-- start of SOURCE DATA --

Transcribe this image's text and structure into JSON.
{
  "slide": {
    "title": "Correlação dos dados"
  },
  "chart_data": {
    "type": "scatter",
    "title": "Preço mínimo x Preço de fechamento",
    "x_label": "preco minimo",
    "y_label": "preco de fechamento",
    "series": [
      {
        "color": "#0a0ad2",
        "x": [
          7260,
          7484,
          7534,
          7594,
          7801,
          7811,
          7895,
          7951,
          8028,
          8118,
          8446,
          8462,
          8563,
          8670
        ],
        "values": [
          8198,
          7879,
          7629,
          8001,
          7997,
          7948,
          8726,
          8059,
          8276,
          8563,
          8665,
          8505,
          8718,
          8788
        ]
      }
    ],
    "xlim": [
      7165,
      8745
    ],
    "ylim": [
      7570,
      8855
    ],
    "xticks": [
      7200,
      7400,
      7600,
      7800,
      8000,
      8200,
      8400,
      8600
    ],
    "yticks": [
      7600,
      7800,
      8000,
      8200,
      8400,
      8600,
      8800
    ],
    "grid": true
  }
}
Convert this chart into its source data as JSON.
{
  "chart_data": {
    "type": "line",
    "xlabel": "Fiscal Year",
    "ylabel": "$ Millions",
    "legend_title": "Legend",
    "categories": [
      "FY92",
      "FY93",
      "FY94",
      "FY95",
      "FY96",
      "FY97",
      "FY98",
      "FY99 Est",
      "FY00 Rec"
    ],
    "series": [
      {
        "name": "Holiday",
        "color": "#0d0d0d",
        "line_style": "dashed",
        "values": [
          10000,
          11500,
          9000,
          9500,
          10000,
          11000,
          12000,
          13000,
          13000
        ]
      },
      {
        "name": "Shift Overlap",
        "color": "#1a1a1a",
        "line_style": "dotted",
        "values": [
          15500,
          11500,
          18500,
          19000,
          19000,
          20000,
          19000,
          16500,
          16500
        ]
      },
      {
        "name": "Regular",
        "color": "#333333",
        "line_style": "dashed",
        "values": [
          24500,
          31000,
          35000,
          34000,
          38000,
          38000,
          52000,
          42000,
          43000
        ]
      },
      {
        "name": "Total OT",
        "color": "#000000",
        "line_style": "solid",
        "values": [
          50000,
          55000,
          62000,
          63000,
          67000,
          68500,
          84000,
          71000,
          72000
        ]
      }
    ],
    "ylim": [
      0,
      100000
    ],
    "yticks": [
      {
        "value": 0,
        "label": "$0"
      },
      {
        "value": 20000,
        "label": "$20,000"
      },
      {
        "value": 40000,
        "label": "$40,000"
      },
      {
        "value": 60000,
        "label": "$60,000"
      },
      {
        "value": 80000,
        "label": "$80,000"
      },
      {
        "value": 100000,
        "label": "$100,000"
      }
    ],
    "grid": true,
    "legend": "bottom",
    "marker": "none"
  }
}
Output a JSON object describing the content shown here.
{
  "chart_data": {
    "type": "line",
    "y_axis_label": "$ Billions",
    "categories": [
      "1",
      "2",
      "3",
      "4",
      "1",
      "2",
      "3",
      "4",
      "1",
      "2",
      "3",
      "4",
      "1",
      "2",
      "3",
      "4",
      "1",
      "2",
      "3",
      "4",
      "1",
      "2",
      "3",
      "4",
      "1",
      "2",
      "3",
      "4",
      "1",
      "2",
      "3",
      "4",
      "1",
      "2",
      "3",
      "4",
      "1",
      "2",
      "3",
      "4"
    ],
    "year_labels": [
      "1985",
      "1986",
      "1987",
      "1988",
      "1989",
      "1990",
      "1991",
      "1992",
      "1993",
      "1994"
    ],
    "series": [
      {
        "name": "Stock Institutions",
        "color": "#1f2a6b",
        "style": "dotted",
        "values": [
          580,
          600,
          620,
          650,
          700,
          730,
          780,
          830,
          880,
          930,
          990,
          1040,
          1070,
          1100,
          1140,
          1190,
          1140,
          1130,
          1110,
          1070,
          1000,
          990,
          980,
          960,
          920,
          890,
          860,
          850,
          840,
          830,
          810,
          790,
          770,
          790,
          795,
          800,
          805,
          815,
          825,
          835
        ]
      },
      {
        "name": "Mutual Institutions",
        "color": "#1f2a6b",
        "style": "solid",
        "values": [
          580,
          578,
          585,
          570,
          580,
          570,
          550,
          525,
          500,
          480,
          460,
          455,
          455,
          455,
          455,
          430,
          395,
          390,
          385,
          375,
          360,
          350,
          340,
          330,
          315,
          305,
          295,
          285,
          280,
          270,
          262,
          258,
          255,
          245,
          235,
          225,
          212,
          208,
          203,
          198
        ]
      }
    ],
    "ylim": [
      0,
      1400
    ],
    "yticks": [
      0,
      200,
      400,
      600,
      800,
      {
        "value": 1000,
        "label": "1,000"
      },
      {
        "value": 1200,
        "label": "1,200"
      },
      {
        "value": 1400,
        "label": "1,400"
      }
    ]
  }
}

-- end of SOURCE DATA --

**YOUR TASK**
Write out every line from the records above, word for word.

**COMPLETE OUTPUT**
Transcribe this image's text and structure into JSON.
{
  "slide": {
    "title": "Correlação dos dados"
  },
  "chart_data": {
    "type": "scatter",
    "title": "Preço mínimo x Preço de fechamento",
    "x_label": "preco minimo",
    "y_label": "preco de fechamento",
    "series": [
      {
        "color": "#0a0ad2",
        "x": [
          7260,
          7484,
          7534,
          7594,
          7801,
          7811,
          7895,
          7951,
          8028,
          8118,
          8446,
          8462,
          8563,
          8670
        ],
        "values": [
          8198,
          7879,
          7629,
          8001,
          7997,
          7948,
          8726,
          8059,
          8276,
          8563,
          8665,
          8505,
          8718,
          8788
        ]
      }
    ],
    "xlim": [
      7165,
      8745
    ],
    "ylim": [
      7570,
      8855
    ],
    "xticks": [
      7200,
      7400,
      7600,
      7800,
      8000,
      8200,
      8400,
      8600
    ],
    "yticks": [
      7600,
      7800,
      8000,
      8200,
      8400,
      8600,
      8800
    ],
    "grid": true
  }
}
Convert this chart into its source data as JSON.
{
  "chart_data": {
    "type": "line",
    "xlabel": "Fiscal Year",
    "ylabel": "$ Millions",
    "legend_title": "Legend",
    "categories": [
      "FY92",
      "FY93",
      "FY94",
      "FY95",
      "FY96",
      "FY97",
      "FY98",
      "FY99 Est",
      "FY00 Rec"
    ],
    "series": [
      {
        "name": "Holiday",
        "color": "#0d0d0d",
        "line_style": "dashed",
        "values": [
          10000,
          11500,
          9000,
          9500,
          10000,
          11000,
          12000,
          13000,
          13000
        ]
      },
      {
        "name": "Shift Overlap",
        "color": "#1a1a1a",
        "line_style": "dotted",
        "values": [
          15500,
          11500,
          18500,
          19000,
          19000,
          20000,
          19000,
          16500,
          16500
        ]
      },
      {
        "name": "Regular",
        "color": "#333333",
        "line_style": "dashed",
        "values": [
          24500,
          31000,
          35000,
          34000,
          38000,
          38000,
          52000,
          42000,
          43000
        ]
      },
      {
        "name": "Total OT",
        "color": "#000000",
        "line_style": "solid",
        "values": [
          50000,
          55000,
          62000,
          63000,
          67000,
          68500,
          84000,
          71000,
          72000
        ]
      }
    ],
    "ylim": [
      0,
      100000
    ],
    "yticks": [
      {
        "value": 0,
        "label": "$0"
      },
      {
        "value": 20000,
        "label": "$20,000"
      },
      {
        "value": 40000,
        "label": "$40,000"
      },
      {
        "value": 60000,
        "label": "$60,000"
      },
      {
        "value": 80000,
        "label": "$80,000"
      },
      {
        "value": 100000,
        "label": "$100,000"
      }
    ],
    "grid": true,
    "legend": "bottom",
    "marker": "none"
  }
}
Output a JSON object describing the content shown here.
{
  "chart_data": {
    "type": "line",
    "y_axis_label": "$ Billions",
    "categories": [
      "1",
      "2",
      "3",
      "4",
      "1",
      "2",
      "3",
      "4",
      "1",
      "2",
      "3",
      "4",
      "1",
      "2",
      "3",
      "4",
      "1",
      "2",
      "3",
      "4",
      "1",
      "2",
      "3",
      "4",
      "1",
      "2",
      "3",
      "4",
      "1",
      "2",
      "3",
      "4",
      "1",
      "2",
      "3",
      "4",
      "1",
      "2",
      "3",
      "4"
    ],
    "year_labels": [
      "1985",
      "1986",
      "1987",
      "1988",
      "1989",
      "1990",
      "1991",
      "1992",
      "1993",
      "1994"
    ],
    "series": [
      {
        "name": "Stock Institutions",
        "color": "#1f2a6b",
        "style": "dotted",
        "values": [
          580,
          600,
          620,
          650,
          700,
          730,
          780,
          830,
          880,
          930,
          990,
          1040,
          1070,
          1100,
          1140,
          1190,
          1140,
          1130,
          1110,
          1070,
          1000,
          990,
          980,
          960,
          920,
          890,
          860,
          850,
          840,
          830,
          810,
          790,
          770,
          790,
          795,
          800,
          805,
          815,
          825,
          835
        ]
      },
      {
        "name": "Mutual Institutions",
        "color": "#1f2a6b",
        "style": "solid",
        "values": [
          580,
          578,
          585,
          570,
          580,
          570,
          550,
          525,
          500,
          480,
          460,
          455,
          455,
          455,
          455,
          430,
          395,
          390,
          385,
          375,
          360,
          350,
          340,
          330,
          315,
          305,
          295,
          285,
          280,
          270,
          262,
          258,
          255,
          245,
          235,
          225,
          212,
          208,
          203,
          198
        ]
      }
    ],
    "ylim": [
      0,
      1400
    ],
    "yticks": [
      0,
      200,
      400,
      600,
      800,
      {
        "value": 1000,
        "label": "1,000"
      },
      {
        "value": 1200,
        "label": "1,200"
      },
      {
        "value": 1400,
        "label": "1,400"
      }
    ]
  }
}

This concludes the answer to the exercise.